▸ Written problem:
Change every "localize" in these lines to "locate" and give the lines again with nothing else altered. Leave the pictures out.

▸ Records for the task:
________________
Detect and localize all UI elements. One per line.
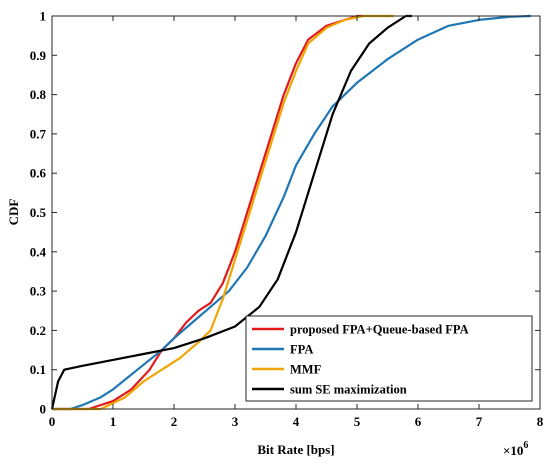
series-line-3 [52, 14, 394, 411]
series-line-2 [52, 14, 531, 411]
y-tick-label: 0.7 [30, 126, 47, 141]
legend-label: MMF [290, 363, 322, 377]
x-tick-label: 5 [354, 414, 361, 429]
x-tick-label: 2 [171, 414, 178, 429]
x-tick-label: 8 [537, 414, 544, 429]
ticks-layer: 0 1 2 3 4 5 6 7 8 0 0.1 0.2 0.3 0.4 0.5 0.6 0.7 0.8 0.9 1 [30, 9, 544, 430]
legend: proposed FPA+Queue-based FPA FPA MMF sum SE… [245, 315, 533, 402]
x-tick-label: 4 [293, 414, 300, 429]
x-axis-exponent-power: 6 [523, 440, 528, 451]
legend-box [245, 315, 533, 402]
legend-label: FPA [290, 343, 313, 357]
x-tick-label: 3 [232, 414, 239, 429]
y-tick-label: 1 [40, 9, 47, 24]
x-tick-label: 1 [110, 414, 117, 429]
y-tick-label: 0.6 [30, 166, 47, 181]
x-axis-exponent-base: ×10 [503, 443, 523, 458]
series-layer [50, 14, 531, 411]
legend-label: proposed FPA+Queue-based FPA [290, 323, 469, 337]
series-line-1 [52, 14, 364, 411]
y-tick-label: 0.8 [30, 87, 47, 102]
x-axis-exponent: ×106 [503, 440, 528, 458]
x-axis-label: Bit Rate [bps] [257, 442, 334, 457]
y-tick-label: 0.3 [30, 284, 47, 299]
y-tick-label: 0.9 [30, 48, 47, 63]
y-axis-label: CDF [6, 199, 21, 226]
x-tick-label: 0 [49, 414, 56, 429]
y-tick-label: 0.4 [30, 244, 47, 259]
y-tick-label: 0.1 [30, 362, 46, 377]
y-tick-label: 0.2 [30, 323, 46, 338]
y-tick-label: 0 [40, 402, 47, 417]
x-tick-label: 7 [476, 414, 483, 429]
legend-label: sum SE maximization [290, 383, 407, 397]
x-tick-label: 6 [415, 414, 422, 429]
series-line-4 [50, 14, 412, 410]
y-tick-label: 0.5 [30, 205, 47, 220]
________________
▸ Problem solution:
Detect and locate all UI elements. One per line.
series-line-3 [52, 14, 394, 411]
series-line-2 [52, 14, 531, 411]
y-tick-label: 0.7 [30, 126, 47, 141]
legend-label: MMF [290, 363, 322, 377]
x-tick-label: 5 [354, 414, 361, 429]
x-tick-label: 2 [171, 414, 178, 429]
x-tick-label: 8 [537, 414, 544, 429]
ticks-layer: 0 1 2 3 4 5 6 7 8 0 0.1 0.2 0.3 0.4 0.5 0.6 0.7 0.8 0.9 1 [30, 9, 544, 430]
legend: proposed FPA+Queue-based FPA FPA MMF sum SE… [245, 315, 533, 402]
x-tick-label: 4 [293, 414, 300, 429]
x-axis-exponent-power: 6 [523, 440, 528, 451]
legend-box [245, 315, 533, 402]
legend-label: FPA [290, 343, 313, 357]
x-tick-label: 3 [232, 414, 239, 429]
y-tick-label: 1 [40, 9, 47, 24]
x-tick-label: 1 [110, 414, 117, 429]
y-tick-label: 0.6 [30, 166, 47, 181]
x-axis-exponent-base: ×10 [503, 443, 523, 458]
series-layer [50, 14, 531, 411]
legend-label: proposed FPA+Queue-based FPA [290, 323, 469, 337]
series-line-1 [52, 14, 364, 411]
y-tick-label: 0.8 [30, 87, 47, 102]
x-axis-exponent: ×106 [503, 440, 528, 458]
x-axis-label: Bit Rate [bps] [257, 442, 334, 457]
y-tick-label: 0.3 [30, 284, 47, 299]
y-tick-label: 0.9 [30, 48, 47, 63]
y-axis-label: CDF [6, 199, 21, 226]
x-tick-label: 0 [49, 414, 56, 429]
y-tick-label: 0.4 [30, 244, 47, 259]
y-tick-label: 0.1 [30, 362, 46, 377]
y-tick-label: 0.2 [30, 323, 46, 338]
y-tick-label: 0 [40, 402, 47, 417]
x-tick-label: 7 [476, 414, 483, 429]
legend-label: sum SE maximization [290, 383, 407, 397]
x-tick-label: 6 [415, 414, 422, 429]
series-line-4 [50, 14, 412, 410]
y-tick-label: 0.5 [30, 205, 47, 220]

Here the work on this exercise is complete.